What this task involves: Repeat the listing in full, exactly as it stands.

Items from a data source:
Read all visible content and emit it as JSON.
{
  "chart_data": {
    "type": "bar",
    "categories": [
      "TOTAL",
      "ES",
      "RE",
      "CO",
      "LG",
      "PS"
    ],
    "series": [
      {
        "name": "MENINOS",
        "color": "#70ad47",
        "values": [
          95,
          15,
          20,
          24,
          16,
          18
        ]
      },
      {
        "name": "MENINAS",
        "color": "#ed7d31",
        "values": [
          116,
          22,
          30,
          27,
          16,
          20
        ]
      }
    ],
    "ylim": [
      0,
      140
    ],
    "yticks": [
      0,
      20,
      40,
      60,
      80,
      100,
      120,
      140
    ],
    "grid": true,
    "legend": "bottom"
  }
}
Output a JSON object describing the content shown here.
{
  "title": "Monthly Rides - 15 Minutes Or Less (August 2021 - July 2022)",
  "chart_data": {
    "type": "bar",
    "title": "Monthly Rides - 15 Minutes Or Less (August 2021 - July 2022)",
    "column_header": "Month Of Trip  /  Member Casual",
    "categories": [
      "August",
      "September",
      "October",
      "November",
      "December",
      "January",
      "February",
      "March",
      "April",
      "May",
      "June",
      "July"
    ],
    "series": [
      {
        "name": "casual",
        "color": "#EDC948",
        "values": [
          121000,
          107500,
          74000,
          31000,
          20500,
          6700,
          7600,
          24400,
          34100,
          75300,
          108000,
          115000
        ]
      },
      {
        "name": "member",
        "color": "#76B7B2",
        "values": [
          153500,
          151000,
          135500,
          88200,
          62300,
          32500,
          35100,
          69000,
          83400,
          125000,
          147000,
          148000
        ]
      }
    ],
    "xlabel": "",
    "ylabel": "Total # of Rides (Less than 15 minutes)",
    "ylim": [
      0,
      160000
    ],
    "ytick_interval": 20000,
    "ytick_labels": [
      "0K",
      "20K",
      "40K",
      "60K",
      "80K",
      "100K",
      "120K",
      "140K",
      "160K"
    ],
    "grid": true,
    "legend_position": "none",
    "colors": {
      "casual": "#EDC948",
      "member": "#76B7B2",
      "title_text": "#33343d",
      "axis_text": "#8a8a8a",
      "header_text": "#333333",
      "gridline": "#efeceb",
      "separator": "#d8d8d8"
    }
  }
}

Response below:
Read all visible content and emit it as JSON.
{
  "chart_data": {
    "type": "bar",
    "categories": [
      "TOTAL",
      "ES",
      "RE",
      "CO",
      "LG",
      "PS"
    ],
    "series": [
      {
        "name": "MENINOS",
        "color": "#70ad47",
        "values": [
          95,
          15,
          20,
          24,
          16,
          18
        ]
      },
      {
        "name": "MENINAS",
        "color": "#ed7d31",
        "values": [
          116,
          22,
          30,
          27,
          16,
          20
        ]
      }
    ],
    "ylim": [
      0,
      140
    ],
    "yticks": [
      0,
      20,
      40,
      60,
      80,
      100,
      120,
      140
    ],
    "grid": true,
    "legend": "bottom"
  }
}
Output a JSON object describing the content shown here.
{
  "title": "Monthly Rides - 15 Minutes Or Less (August 2021 - July 2022)",
  "chart_data": {
    "type": "bar",
    "title": "Monthly Rides - 15 Minutes Or Less (August 2021 - July 2022)",
    "column_header": "Month Of Trip  /  Member Casual",
    "categories": [
      "August",
      "September",
      "October",
      "November",
      "December",
      "January",
      "February",
      "March",
      "April",
      "May",
      "June",
      "July"
    ],
    "series": [
      {
        "name": "casual",
        "color": "#EDC948",
        "values": [
          121000,
          107500,
          74000,
          31000,
          20500,
          6700,
          7600,
          24400,
          34100,
          75300,
          108000,
          115000
        ]
      },
      {
        "name": "member",
        "color": "#76B7B2",
        "values": [
          153500,
          151000,
          135500,
          88200,
          62300,
          32500,
          35100,
          69000,
          83400,
          125000,
          147000,
          148000
        ]
      }
    ],
    "xlabel": "",
    "ylabel": "Total # of Rides (Less than 15 minutes)",
    "ylim": [
      0,
      160000
    ],
    "ytick_interval": 20000,
    "ytick_labels": [
      "0K",
      "20K",
      "40K",
      "60K",
      "80K",
      "100K",
      "120K",
      "140K",
      "160K"
    ],
    "grid": true,
    "legend_position": "none",
    "colors": {
      "casual": "#EDC948",
      "member": "#76B7B2",
      "title_text": "#33343d",
      "axis_text": "#8a8a8a",
      "header_text": "#333333",
      "gridline": "#efeceb",
      "separator": "#d8d8d8"
    }
  }
}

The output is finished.